> [EXERCISE INPUTS]
-------
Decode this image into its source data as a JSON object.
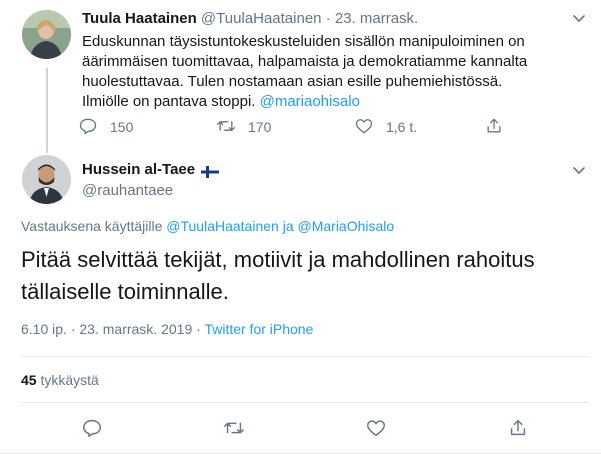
{
  "parent": {
    "name": "Tuula Haatainen",
    "handle": "@TuulaHaatainen",
    "separator": "·",
    "date": "23. marrask.",
    "text": "Eduskunnan täysistuntokeskusteluiden sisällön manipuloiminen on äärimmäisen tuomittavaa, halpamaista ja demokratiamme kannalta huolestuttavaa. Tulen nostamaan asian esille puhemiehistössä. Ilmiölle on pantava stoppi.",
    "mention": "@mariaohisalo",
    "reply_count": "150",
    "retweet_count": "170",
    "like_count": "1,6 t."
  },
  "main": {
    "name": "Hussein al-Taee",
    "handle": "@rauhantaee",
    "reply_prefix": "Vastauksena käyttäjille",
    "reply_user1": "@TuulaHaatainen",
    "reply_and": "ja",
    "reply_user2": "@MariaOhisalo",
    "text": "Pitää selvittää tekijät, motiivit ja mahdollinen rahoitus tällaiselle toiminnalle.",
    "time": "6.10 ip.",
    "separator": "·",
    "date": "23. marrask. 2019",
    "source": "Twitter for iPhone",
    "likes_count": "45",
    "likes_label": "tykkäystä"
  },
  "colors": {
    "accent": "#1da1f2",
    "muted": "#657786",
    "text": "#14171a"
  },
  "icons": {
    "reply": "reply-icon",
    "retweet": "retweet-icon",
    "like": "heart-icon",
    "share": "share-icon",
    "more": "chevron-down-icon",
    "flag": "finland-flag-icon"
  }
}
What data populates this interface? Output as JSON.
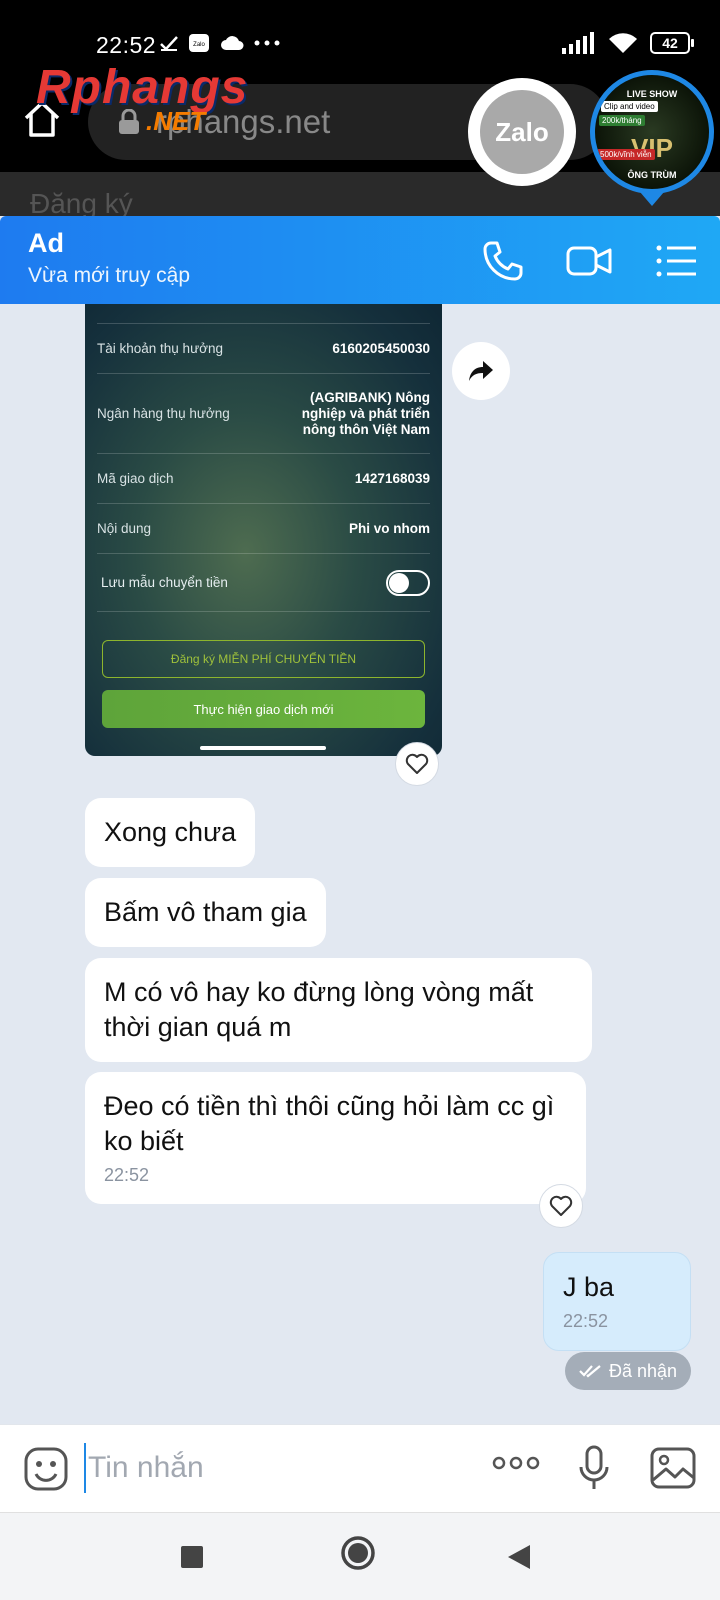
{
  "status_bar": {
    "time": "22:52",
    "battery": "42"
  },
  "browser": {
    "url": "rphangs.net",
    "logo_main": "Rphangs",
    "logo_sub": ".NET",
    "page_peek_text": "Đăng ký"
  },
  "floating_bubbles": {
    "zalo_label": "Zalo",
    "vip": {
      "top": "LIVE SHOW",
      "tag1": "Clip and video",
      "tag2": "200k/tháng",
      "tag3": "500k/vĩnh viễn",
      "main": "VIP",
      "bottom": "ÔNG TRÙM"
    }
  },
  "chat_header": {
    "name": "Ad",
    "status": "Vừa mới truy cập"
  },
  "bank_receipt": {
    "rows": [
      {
        "label": "Tài khoản thụ hưởng",
        "value": "6160205450030"
      },
      {
        "label": "Ngân hàng thụ hưởng",
        "value": "(AGRIBANK) Nông nghiệp và phát triển nông thôn Việt Nam"
      },
      {
        "label": "Mã giao dịch",
        "value": "1427168039"
      },
      {
        "label": "Nội dung",
        "value": "Phi vo nhom"
      }
    ],
    "save_template_label": "Lưu mẫu chuyển tiền",
    "register_button": "Đăng ký MIỄN PHÍ CHUYỂN TIỀN",
    "new_transaction_button": "Thực hiện giao dịch mới"
  },
  "messages": [
    {
      "text": "Xong chưa"
    },
    {
      "text": "Bấm vô tham gia"
    },
    {
      "text": "M có vô hay ko đừng lòng vòng mất thời gian quá m"
    },
    {
      "text": "Đeo có tiền thì thôi cũng hỏi làm cc gì ko biết",
      "time": "22:52"
    }
  ],
  "my_message": {
    "text": "J ba",
    "time": "22:52"
  },
  "delivered_label": "Đã nhận",
  "input": {
    "placeholder": "Tin nhắn"
  }
}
-------
Drop the pictures and reproduce the rest of the entries above exactly.

Decode this image into its source data as a JSON object.
{
  "parent": {
    "name": "Tuula Haatainen",
    "handle": "@TuulaHaatainen",
    "separator": "·",
    "date": "23. marrask.",
    "text": "Eduskunnan täysistuntokeskusteluiden sisällön manipuloiminen on äärimmäisen tuomittavaa, halpamaista ja demokratiamme kannalta huolestuttavaa. Tulen nostamaan asian esille puhemiehistössä. Ilmiölle on pantava stoppi.",
    "mention": "@mariaohisalo",
    "reply_count": "150",
    "retweet_count": "170",
    "like_count": "1,6 t."
  },
  "main": {
    "name": "Hussein al-Taee",
    "handle": "@rauhantaee",
    "reply_prefix": "Vastauksena käyttäjille",
    "reply_user1": "@TuulaHaatainen",
    "reply_and": "ja",
    "reply_user2": "@MariaOhisalo",
    "text": "Pitää selvittää tekijät, motiivit ja mahdollinen rahoitus tällaiselle toiminnalle.",
    "time": "6.10 ip.",
    "separator": "·",
    "date": "23. marrask. 2019",
    "source": "Twitter for iPhone",
    "likes_count": "45",
    "likes_label": "tykkäystä"
  },
  "colors": {
    "accent": "#1da1f2",
    "muted": "#657786",
    "text": "#14171a"
  },
  "icons": {
    "reply": "reply-icon",
    "retweet": "retweet-icon",
    "like": "heart-icon",
    "share": "share-icon",
    "more": "chevron-down-icon",
    "flag": "finland-flag-icon"
  }
}
What data populates this interface? Output as JSON.
{
  "status_bar": {
    "time": "22:52",
    "battery": "42"
  },
  "browser": {
    "url": "rphangs.net",
    "logo_main": "Rphangs",
    "logo_sub": ".NET",
    "page_peek_text": "Đăng ký"
  },
  "floating_bubbles": {
    "zalo_label": "Zalo",
    "vip": {
      "top": "LIVE SHOW",
      "tag1": "Clip and video",
      "tag2": "200k/tháng",
      "tag3": "500k/vĩnh viễn",
      "main": "VIP",
      "bottom": "ÔNG TRÙM"
    }
  },
  "chat_header": {
    "name": "Ad",
    "status": "Vừa mới truy cập"
  },
  "bank_receipt": {
    "rows": [
      {
        "label": "Tài khoản thụ hưởng",
        "value": "6160205450030"
      },
      {
        "label": "Ngân hàng thụ hưởng",
        "value": "(AGRIBANK) Nông nghiệp và phát triển nông thôn Việt Nam"
      },
      {
        "label": "Mã giao dịch",
        "value": "1427168039"
      },
      {
        "label": "Nội dung",
        "value": "Phi vo nhom"
      }
    ],
    "save_template_label": "Lưu mẫu chuyển tiền",
    "register_button": "Đăng ký MIỄN PHÍ CHUYỂN TIỀN",
    "new_transaction_button": "Thực hiện giao dịch mới"
  },
  "messages": [
    {
      "text": "Xong chưa"
    },
    {
      "text": "Bấm vô tham gia"
    },
    {
      "text": "M có vô hay ko đừng lòng vòng mất thời gian quá m"
    },
    {
      "text": "Đeo có tiền thì thôi cũng hỏi làm cc gì ko biết",
      "time": "22:52"
    }
  ],
  "my_message": {
    "text": "J ba",
    "time": "22:52"
  },
  "delivered_label": "Đã nhận",
  "input": {
    "placeholder": "Tin nhắn"
  }
}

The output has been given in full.